>> begin

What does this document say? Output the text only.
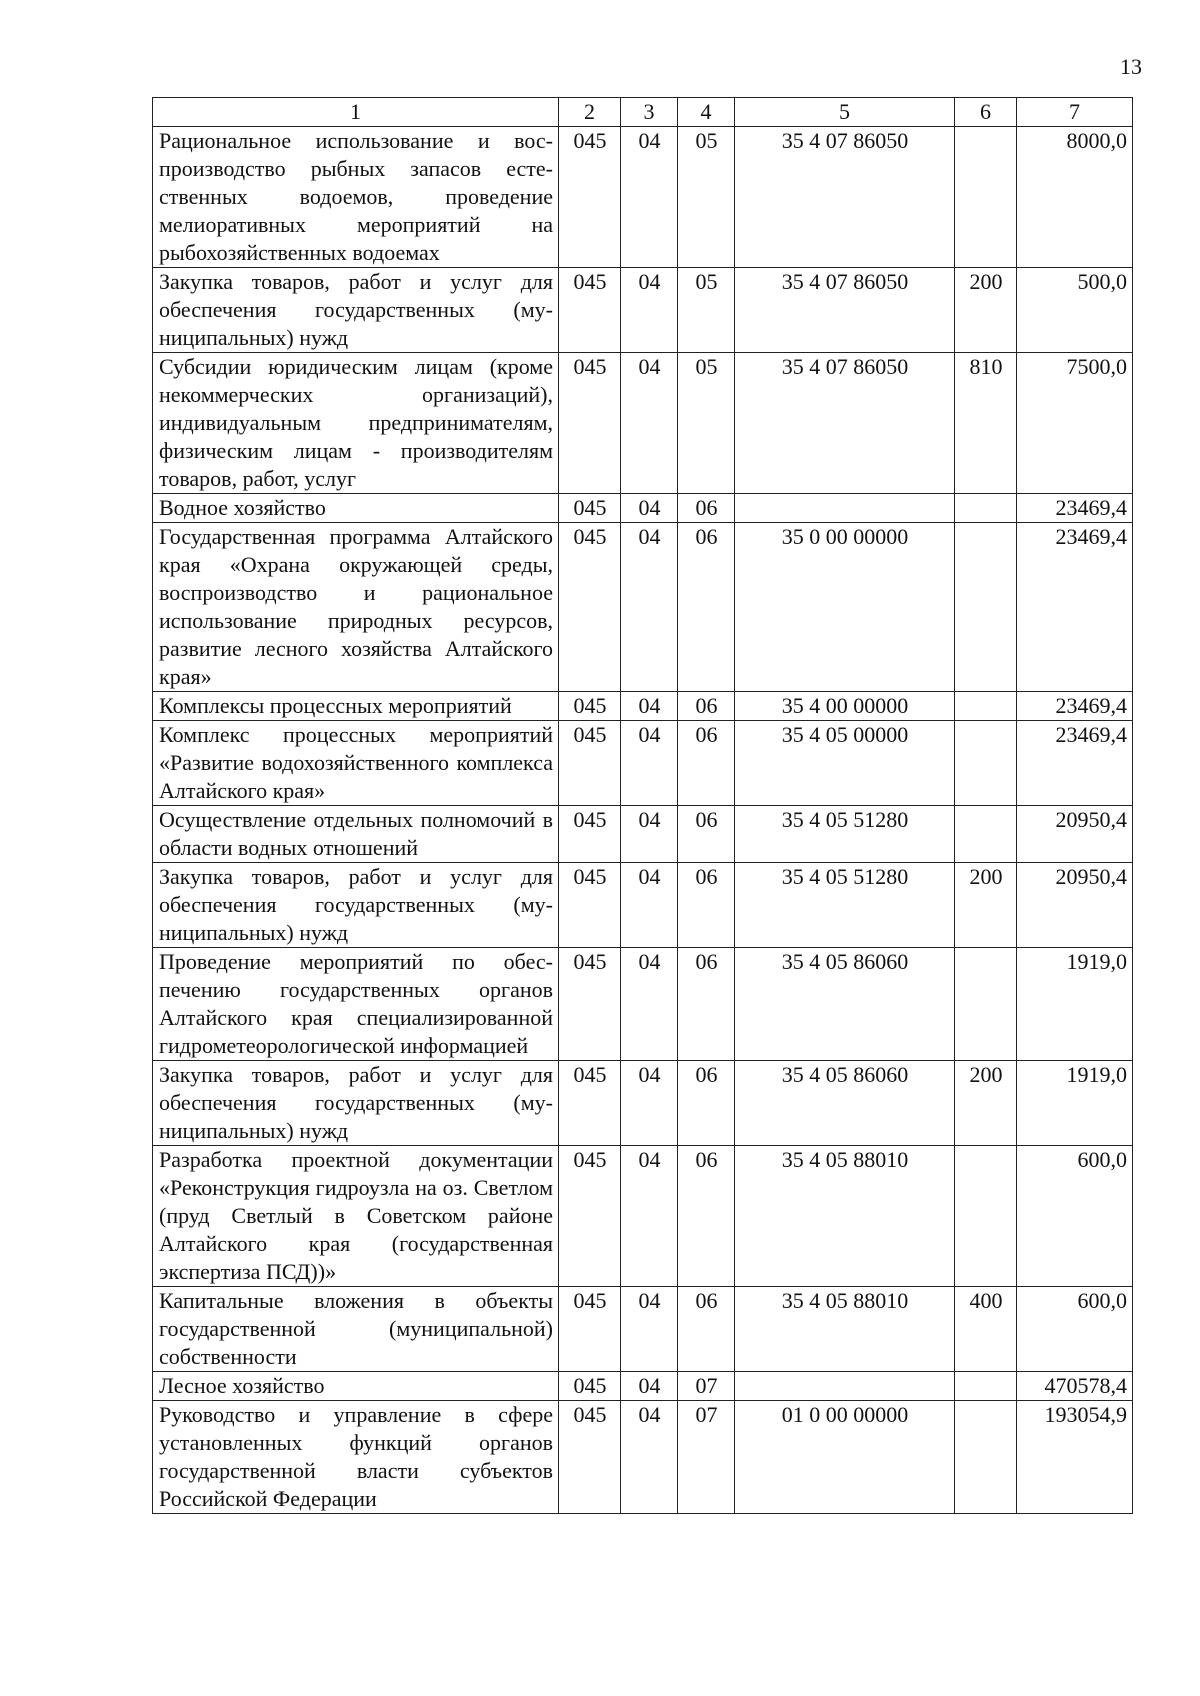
13
1	2	3	4	5	6	7
Рациональное использование и воспроизводство рыбных запасов естественных водоемов, проведение мелиоративных мероприятий на рыбохозяйственных водоемах	045	04	05	35 4 07 86050		8000,0
Закупка товаров, работ и услуг для обеспечения государственных (муниципальных) нужд	045	04	05	35 4 07 86050	200	500,0
Субсидии юридическим лицам (кроме некоммерческих организаций), индивидуальным предпринимателям, физическим лицам - производителям товаров, работ, услуг	045	04	05	35 4 07 86050	810	7500,0
Водное хозяйство	045	04	06			23469,4
Государственная программа Алтайского края «Охрана окружающей среды, воспроизводство и рациональное использование природных ресурсов, развитие лесного хозяйства Алтайского края»	045	04	06	35 0 00 00000		23469,4
Комплексы процессных мероприятий	045	04	06	35 4 00 00000		23469,4
Комплекс процессных мероприятий «Развитие водохозяйственного комплекса Алтайского края»	045	04	06	35 4 05 00000		23469,4
Осуществление отдельных полномочий в области водных отношений	045	04	06	35 4 05 51280		20950,4
Закупка товаров, работ и услуг для обеспечения государственных (муниципальных) нужд	045	04	06	35 4 05 51280	200	20950,4
Проведение мероприятий по обеспечению государственных органов Алтайского края специализированной гидрометеорологической информацией	045	04	06	35 4 05 86060		1919,0
Закупка товаров, работ и услуг для обеспечения государственных (муниципальных) нужд	045	04	06	35 4 05 86060	200	1919,0
Разработка проектной документации «Реконструкция гидроузла на оз. Светлом (пруд Светлый в Советском районе Алтайского края (государственная экспертиза ПСД))»	045	04	06	35 4 05 88010		600,0
Капитальные вложения в объекты государственной (муниципальной) собственности	045	04	06	35 4 05 88010	400	600,0
Лесное хозяйство	045	04	07			470578,4
Руководство и управление в сфере установленных функций органов государственной власти субъектов Российской Федерации	045	04	07	01 0 00 00000		193054,9
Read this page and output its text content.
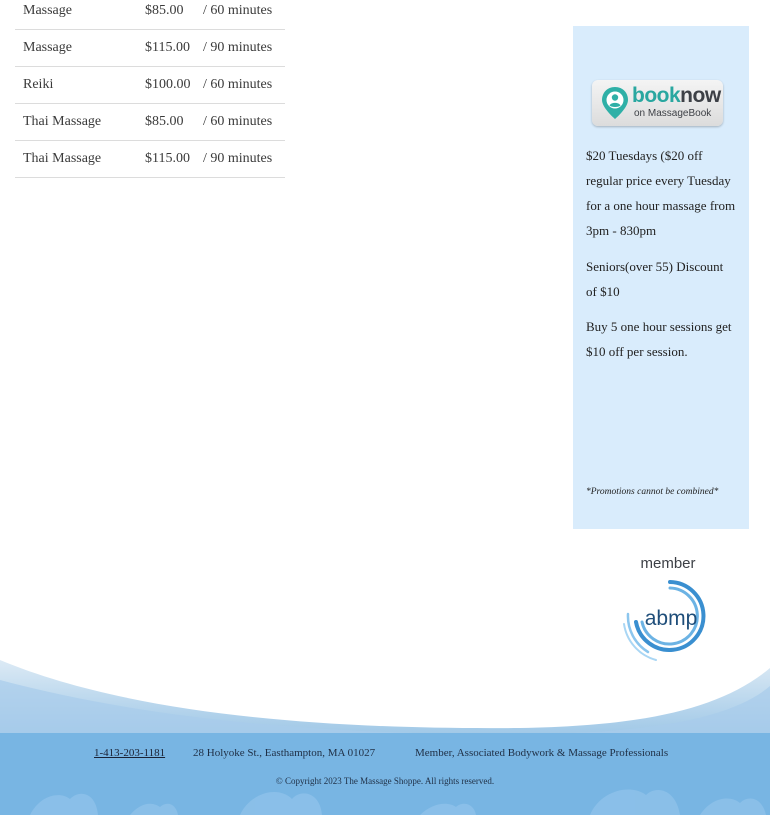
Massage	$85.00	/ 60 minutes
Massage	$115.00	/ 90 minutes
Reiki	$100.00	/ 60 minutes
Thai Massage	$85.00	/ 60 minutes
Thai Massage	$115.00	/ 90 minutes
booknow
on MassageBook
$20 Tuesdays ($20 off regular price every Tuesday for a one hour massage from 3pm - 830pm
Seniors(over 55) Discount of $10
Buy 5 one hour sessions get $10 off per session.
*Promotions cannot be combined*
member
abmp
1-413-203-1181	28 Holyoke St., Easthampton, MA 01027	Member, Associated Bodywork & Massage Professionals
© Copyright 2023 The Massage Shoppe. All rights reserved.
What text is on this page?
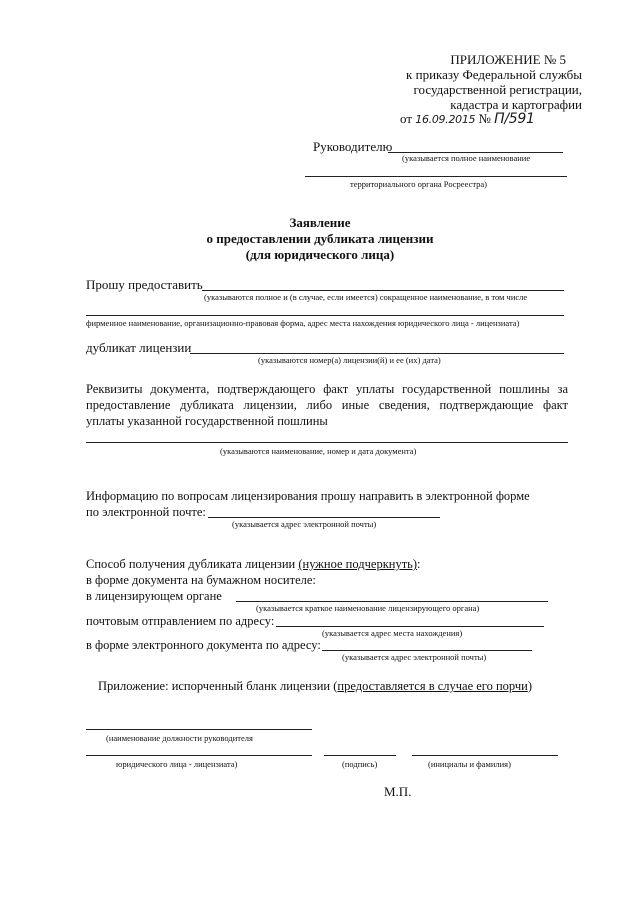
ПРИЛОЖЕНИЕ № 5
к приказу Федеральной службы
государственной регистрации,
кадастра и картографии
от 16.09.2015 № П/591
Руководителю
(указывается полное наименование
территориального органа Росреестра)
Заявление
о предоставлении дубликата лицензии
(для юридического лица)
Прошу предоставить
(указываются полное и (в случае, если имеется) сокращенное наименование, в том числе
фирменное наименование, организационно-правовая форма, адрес места нахождения юридического лица - лицензиата)
дубликат лицензии
(указываются номер(а) лицензии(й) и ее (их) дата)
Реквизиты документа, подтверждающего факт уплаты государственной пошлины за
предоставление дубликата лицензии, либо иные сведения, подтверждающие факт
уплаты указанной государственной пошлины
(указываются наименование, номер и дата документа)
Информацию по вопросам лицензирования прошу направить в электронной форме
по электронной почте:
(указывается адрес электронной почты)
Способ получения дубликата лицензии (нужное подчеркнуть):
в форме документа на бумажном носителе:
в лицензирующем органе
(указывается краткое наименование лицензирующего органа)
почтовым отправлением по адресу:
(указывается адрес места нахождения)
в форме электронного документа по адресу:
(указывается адрес электронной почты)
Приложение: испорченный бланк лицензии (предоставляется в случае его порчи)
(наименование должности руководителя
юридического лица - лицензиата)	(подпись)	(инициалы и фамилия)
М.П.
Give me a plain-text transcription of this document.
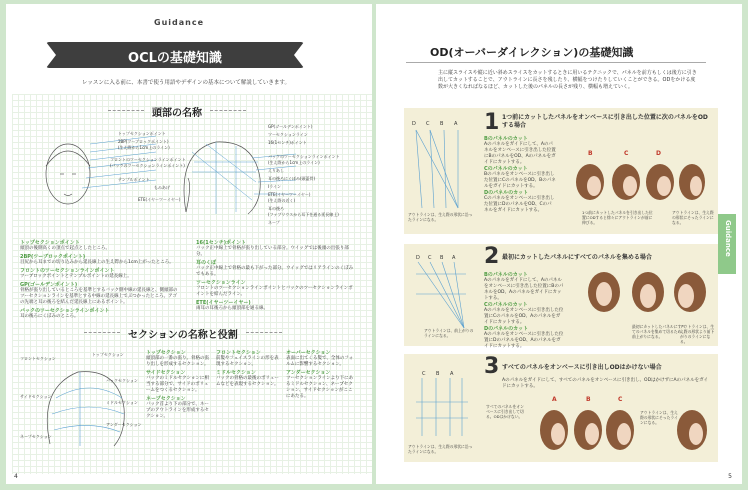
Guidance
OCLの基礎知識
レッスンに入る前に、本書で使う用語やデザインの基本について解説していきます。
頭部の名称
トップセクションポイント
2BP(ツーブロックポイント)
(生え際から1cm上のライン)
フロントのツーセクションラインポイント
(バックのツーセクションラインポイント)
テンプルポイント
ETE(イヤーツーイヤー)
もみあげ
GP(ゴールデンポイント)
ツーセクションライン
16(1センチ)ポイント
バックのツーセクションラインポイント
(生え際から1cm上のライン)
えりあし
耳の後ろにくぼみ(頭蓋骨)
Iライン
ETE(イヤーツーイヤー)
(生え際の近く)
耳の後ろ
(ファブリウスから耳下を通る延長線上)
ネープ
トップセクションポイント
頭頂の後側高くの頂点で起点としたところ。
2BP(ツーブロックポイント)
目尻から耳までの切り込みから延長線上の生え際から1cm上がったところ。
フロントのツーセクションラインポイント
ツーブロックポイントとテンプルポイントの延長線上。
GP(ゴールデンポイント)
骨格が張り出しているところを基準とするバック側中線の延長線と、側頭部のツーセクションラインを基準とする中線の延長線上でぶつかったところ。アゴの先端と耳の後ろを結んだ延長線上にあるポイント。
バックのツーセクションラインポイント
耳の後ろにくぼみのところ。
16(1センチ)ポイント
バック正中線上で骨格が張り出している部分。ウイッグでは後頭の出張り部分。
耳のくぼ
バック正中線上で骨格の最も下がった部分。ウイッグではリアラインのくぼみでもある。
ツーセクションライン
フロントのツーセクションラインポイントとバックのツーセクションラインポイントを結んだライン。
ETE(イヤーツーイヤー)
両耳の耳後ろから頭頂部を通る線。
セクションの名称と役割
フロントセクション
トップセクション
サイドセクション
ネープセクション
バックセクション
ミドルセクション
アンダーセクション
トップセクション
頭頂部の一番の張り。骨格の張り出しを形成するセクション。
サイドセクション
バックのミドルセクションに相当する部分で、サイドのボリュームをつくるセクション。
ネープセクション
バック首より下の部分で、ネープのアウトラインを形成するセクション。
フロントセクション
前髪やフェイスラインの形を表現するセクション。
ミドルセクション
バックの骨格の最後のボリュームなどを表現するセクション。
オーバーセクション
表面に出てくる髪で、全体のフォルムに影響するセクション。
アンダーセクション
ツーセクションラインより下にあるミドルセクション、ネープセクション、サイドセクションがここにあたる。
4
OD(オーバーダイレクション)の基礎知識
主に縦スライスや縦に近い斜めスライスをカットするときに用いるテクニックで、パネルを前方もしくは後方に引き出してカットすることで、アウトラインに長さを残したり、横幅をつけたりしていくことができる。ODをかける度数が大きくなればなるほど、カットした後のパネルの長さが残り、横幅も増えていく。
Guidance
D C B A 1 1つ前にカットしたパネルをオンベースに引き出した位置に次のパネルをODする場合
Bのパネルのカット
Aのパネルをガイドにして、Aのパネルをオンベースに引き出した位置にBのパネルをOD、Aのパネルをガイドにカットする。
Cのパネルのカット
Bのパネルをオンベースに引き出した位置にCのパネルをOD、Bのパネルをガイドにカットする。
Dのパネルのカット
Cのパネルをオンベースに引き出した位置にDのパネルをOD、Cのパネルをガイドにカットする。
アウトラインは、生え際の形状に沿ったラインになる。
B	C	D
1つ前にカットしたパネルを引き出した位置にODすると徐々にアウトラインが前に伸びる。
アウトラインは、生え際の形状にそったラインになる。
D C B A 2 最初にカットしたパネルにすべてのパネルを集める場合
Bのパネルのカット
Aのパネルをガイドにして、Aのパネルをオンベースに引き出した位置にBのパネルをOD、Aのパネルをガイドにカットする。
Cのパネルのカット
Aのパネルをオンベースに引き出した位置にCのパネルをOD、Aのパネルをガイドにカットする。
Dのパネルのカット
Aのパネルをオンベースに引き出した位置にDのパネルをOD、Aのパネルをガイドにカットする。
アウトラインは、前上がりのラインになる。
最初にカットしたパネルにすべてのパネルを集めて切るため、前上がりになる。
アウトラインは、生え際の形状より前下がりのラインになる。
C B A 3 すべてのパネルをオンベースに引き出しODはかけない場合
Aのパネルをガイドにして、すべてのパネルをオンベースに引き出し、ODはかけずにAのパネルをガイドにカットする。
アウトラインは、生え際の形状に沿ったラインになる。
すべてのパネルをオンベースに引き出して切る。ODはかけない。
A	B	C
アウトラインは、生え際の形状にそったラインになる。
5
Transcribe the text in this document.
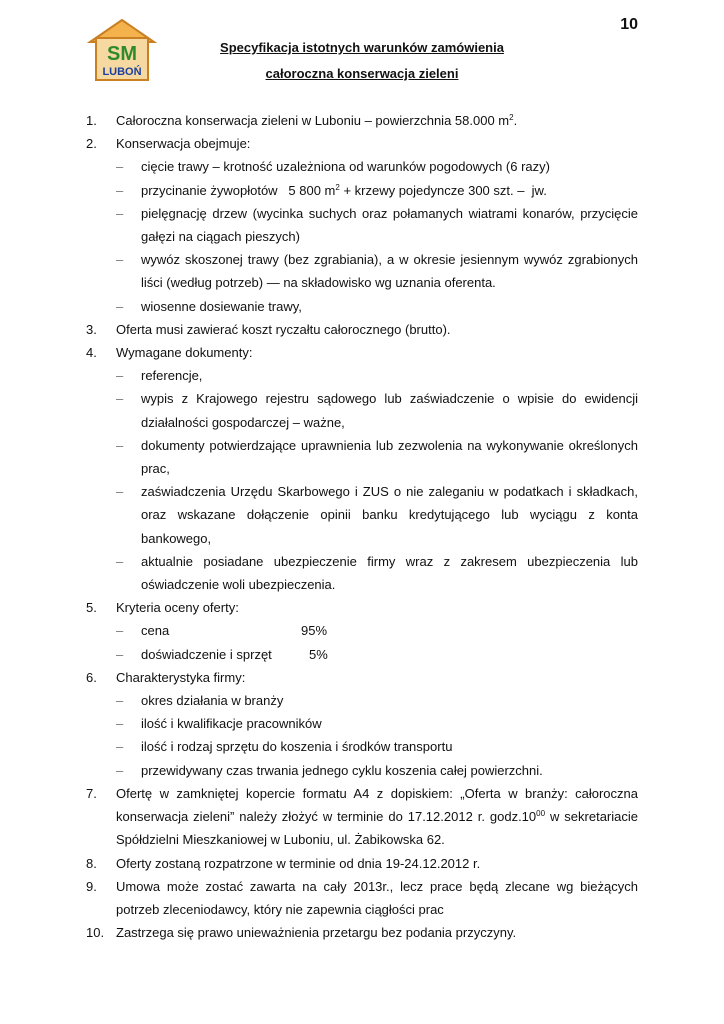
10
SM
LUBOŃ
Specyfikacja istotnych warunków zamówienia
całoroczna konserwacja zieleni
1.	Całoroczna konserwacja zieleni w Luboniu – powierzchnia 58.000 $m^2$.
2.	Konserwacja obejmuje:
–	cięcie trawy – krotność uzależniona od warunków pogodowych (6 razy)
–	przycinanie żywopłotów   5 800 $m^2$ + krzewy pojedyncze 300 szt. –  jw.
–	pielęgnację drzew (wycinka suchych oraz połamanych wiatrami konarów, przycięcie gałęzi na ciągach pieszych)
–	wywóz skoszonej trawy (bez zgrabiania), a w okresie jesiennym wywóz zgrabionych liści (według potrzeb) — na składowisko wg uznania oferenta.
–	wiosenne dosiewanie trawy,
3.	Oferta musi zawierać koszt ryczałtu całorocznego (brutto).
4.	Wymagane dokumenty:
–	referencje,
–	wypis z Krajowego rejestru sądowego lub zaświadczenie o wpisie do ewidencji działalności gospodarczej – ważne,
–	dokumenty potwierdzające uprawnienia lub zezwolenia na wykonywanie określonych prac,
–	zaświadczenia Urzędu Skarbowego i ZUS o nie zaleganiu w podatkach i składkach, oraz wskazane dołączenie opinii banku kredytującego lub wyciągu z konta bankowego,
–	aktualnie posiadane ubezpieczenie firmy wraz z zakresem ubezpieczenia lub oświadczenie woli ubezpieczenia.
5.	Kryteria oceny oferty:
–	cena	95%
–	doświadczenie i sprzęt	5%
6.	Charakterystyka firmy:
–	okres działania w branży
–	ilość i kwalifikacje pracowników
–	ilość i rodzaj sprzętu do koszenia i środków transportu
–	przewidywany czas trwania jednego cyklu koszenia całej powierzchni.
7.	Ofertę w zamkniętej kopercie formatu A4 z dopiskiem: „Oferta w branży: całoroczna konserwacja zieleni” należy złożyć w terminie do 17.12.2012 r. $godz.10^{00}$ w sekretariacie Spółdzielni Mieszkaniowej w Luboniu, ul. Żabikowska 62.
8.	Oferty zostaną rozpatrzone w terminie od dnia 19-24.12.2012 r.
9.	Umowa może zostać zawarta na cały 2013r., lecz prace będą zlecane wg bieżących potrzeb zleceniodawcy, który nie zapewnia ciągłości prac
10. Zastrzega się prawo unieważnienia przetargu bez podania przyczyny.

>> end

Exercise objective: From the listing, copy every line where the string "указываются" appears.

Answer below:
(указываются полное и (в случае, если имеется) сокращенное наименование, в том числе
(указываются номер(а) лицензии(й) и ее (их) дата)
(указываются наименование, номер и дата документа)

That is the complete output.